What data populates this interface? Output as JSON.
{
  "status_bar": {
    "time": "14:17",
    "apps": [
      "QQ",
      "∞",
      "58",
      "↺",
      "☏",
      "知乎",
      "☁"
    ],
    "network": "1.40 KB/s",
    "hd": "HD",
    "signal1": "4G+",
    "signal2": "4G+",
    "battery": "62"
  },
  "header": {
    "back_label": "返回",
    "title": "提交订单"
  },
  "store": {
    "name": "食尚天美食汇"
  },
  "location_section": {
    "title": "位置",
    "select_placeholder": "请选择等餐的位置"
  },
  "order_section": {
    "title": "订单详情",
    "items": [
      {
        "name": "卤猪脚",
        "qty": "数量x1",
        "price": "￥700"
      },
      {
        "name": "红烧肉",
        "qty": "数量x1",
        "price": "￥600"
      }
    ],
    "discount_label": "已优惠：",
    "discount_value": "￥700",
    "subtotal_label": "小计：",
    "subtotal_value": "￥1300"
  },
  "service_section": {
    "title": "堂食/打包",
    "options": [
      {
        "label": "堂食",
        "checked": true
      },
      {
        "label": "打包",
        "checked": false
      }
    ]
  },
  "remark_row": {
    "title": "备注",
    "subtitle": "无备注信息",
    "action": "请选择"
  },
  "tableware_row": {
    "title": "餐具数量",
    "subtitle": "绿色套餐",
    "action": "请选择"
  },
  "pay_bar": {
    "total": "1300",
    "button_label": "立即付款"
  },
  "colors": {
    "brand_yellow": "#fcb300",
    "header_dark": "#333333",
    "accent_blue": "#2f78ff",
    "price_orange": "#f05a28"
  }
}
● ● ● ●
▸ **Task description**:
Exact copies of all the records are required.

▸ **Exercise result**:
What data populates this interface? Output as JSON.
{
  "status_bar": {
    "time": "14:17",
    "apps": [
      "QQ",
      "∞",
      "58",
      "↺",
      "☏",
      "知乎",
      "☁"
    ],
    "network": "1.40 KB/s",
    "hd": "HD",
    "signal1": "4G+",
    "signal2": "4G+",
    "battery": "62"
  },
  "header": {
    "back_label": "返回",
    "title": "提交订单"
  },
  "store": {
    "name": "食尚天美食汇"
  },
  "location_section": {
    "title": "位置",
    "select_placeholder": "请选择等餐的位置"
  },
  "order_section": {
    "title": "订单详情",
    "items": [
      {
        "name": "卤猪脚",
        "qty": "数量x1",
        "price": "￥700"
      },
      {
        "name": "红烧肉",
        "qty": "数量x1",
        "price": "￥600"
      }
    ],
    "discount_label": "已优惠：",
    "discount_value": "￥700",
    "subtotal_label": "小计：",
    "subtotal_value": "￥1300"
  },
  "service_section": {
    "title": "堂食/打包",
    "options": [
      {
        "label": "堂食",
        "checked": true
      },
      {
        "label": "打包",
        "checked": false
      }
    ]
  },
  "remark_row": {
    "title": "备注",
    "subtitle": "无备注信息",
    "action": "请选择"
  },
  "tableware_row": {
    "title": "餐具数量",
    "subtitle": "绿色套餐",
    "action": "请选择"
  },
  "pay_bar": {
    "total": "1300",
    "button_label": "立即付款"
  },
  "colors": {
    "brand_yellow": "#fcb300",
    "header_dark": "#333333",
    "accent_blue": "#2f78ff",
    "price_orange": "#f05a28"
  }
}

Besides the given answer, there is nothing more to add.